- **DIRECTIONS FOR THIS TASK**: Within the listing below, locate all lines containing the word "нужд". Copy each one.
= = = =
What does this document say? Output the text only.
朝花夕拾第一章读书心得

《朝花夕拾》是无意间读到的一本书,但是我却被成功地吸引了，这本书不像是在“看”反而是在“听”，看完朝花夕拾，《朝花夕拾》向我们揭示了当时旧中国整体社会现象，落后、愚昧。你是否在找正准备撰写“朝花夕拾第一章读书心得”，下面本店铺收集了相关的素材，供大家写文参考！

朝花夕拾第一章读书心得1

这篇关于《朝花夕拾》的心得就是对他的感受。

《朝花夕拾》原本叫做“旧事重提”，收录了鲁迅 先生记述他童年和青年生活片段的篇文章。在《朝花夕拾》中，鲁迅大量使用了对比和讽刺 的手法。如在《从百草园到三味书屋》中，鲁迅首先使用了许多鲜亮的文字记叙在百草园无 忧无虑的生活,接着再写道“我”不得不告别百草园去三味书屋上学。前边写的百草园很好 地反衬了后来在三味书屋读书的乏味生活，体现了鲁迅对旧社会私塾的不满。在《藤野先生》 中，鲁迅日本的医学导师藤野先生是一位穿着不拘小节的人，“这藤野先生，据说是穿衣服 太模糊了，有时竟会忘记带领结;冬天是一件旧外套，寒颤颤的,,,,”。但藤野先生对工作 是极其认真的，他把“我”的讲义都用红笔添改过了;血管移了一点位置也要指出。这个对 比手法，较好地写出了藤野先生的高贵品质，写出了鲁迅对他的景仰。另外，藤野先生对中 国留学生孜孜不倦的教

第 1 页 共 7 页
= = = =
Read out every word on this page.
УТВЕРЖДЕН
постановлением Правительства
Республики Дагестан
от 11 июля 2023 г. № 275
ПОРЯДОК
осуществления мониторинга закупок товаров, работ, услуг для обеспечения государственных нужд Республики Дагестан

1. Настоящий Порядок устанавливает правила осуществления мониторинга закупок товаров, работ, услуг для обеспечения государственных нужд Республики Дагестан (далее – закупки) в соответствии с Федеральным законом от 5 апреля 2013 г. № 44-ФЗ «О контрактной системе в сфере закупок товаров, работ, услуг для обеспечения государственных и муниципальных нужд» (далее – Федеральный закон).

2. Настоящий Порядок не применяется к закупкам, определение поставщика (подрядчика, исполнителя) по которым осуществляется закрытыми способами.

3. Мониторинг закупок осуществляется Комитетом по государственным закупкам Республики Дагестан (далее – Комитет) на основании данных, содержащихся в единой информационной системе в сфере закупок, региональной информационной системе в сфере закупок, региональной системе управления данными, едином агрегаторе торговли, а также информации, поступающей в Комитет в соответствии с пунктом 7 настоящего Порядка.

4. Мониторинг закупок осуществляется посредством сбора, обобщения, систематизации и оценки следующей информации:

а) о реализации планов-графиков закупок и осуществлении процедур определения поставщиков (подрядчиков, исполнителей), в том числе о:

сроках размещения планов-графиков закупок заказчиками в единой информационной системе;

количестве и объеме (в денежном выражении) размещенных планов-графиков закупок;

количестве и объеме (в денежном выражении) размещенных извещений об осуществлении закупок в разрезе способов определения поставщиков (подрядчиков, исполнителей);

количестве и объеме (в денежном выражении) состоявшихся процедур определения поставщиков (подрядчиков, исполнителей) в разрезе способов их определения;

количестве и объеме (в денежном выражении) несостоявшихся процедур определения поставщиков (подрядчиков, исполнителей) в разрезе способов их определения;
= = = =
- **WRITTEN SOLUTION**:
осуществления мониторинга закупок товаров, работ, услуг для обеспечения государственных нужд Республики Дагестан
1. Настоящий Порядок устанавливает правила осуществления мониторинга закупок товаров, работ, услуг для обеспечения государственных нужд Республики Дагестан (далее – закупки) в соответствии с Федеральным законом от 5 апреля 2013 г. № 44-ФЗ «О контрактной системе в сфере закупок товаров, работ, услуг для обеспечения государственных и муниципальных нужд» (далее – Федеральный закон).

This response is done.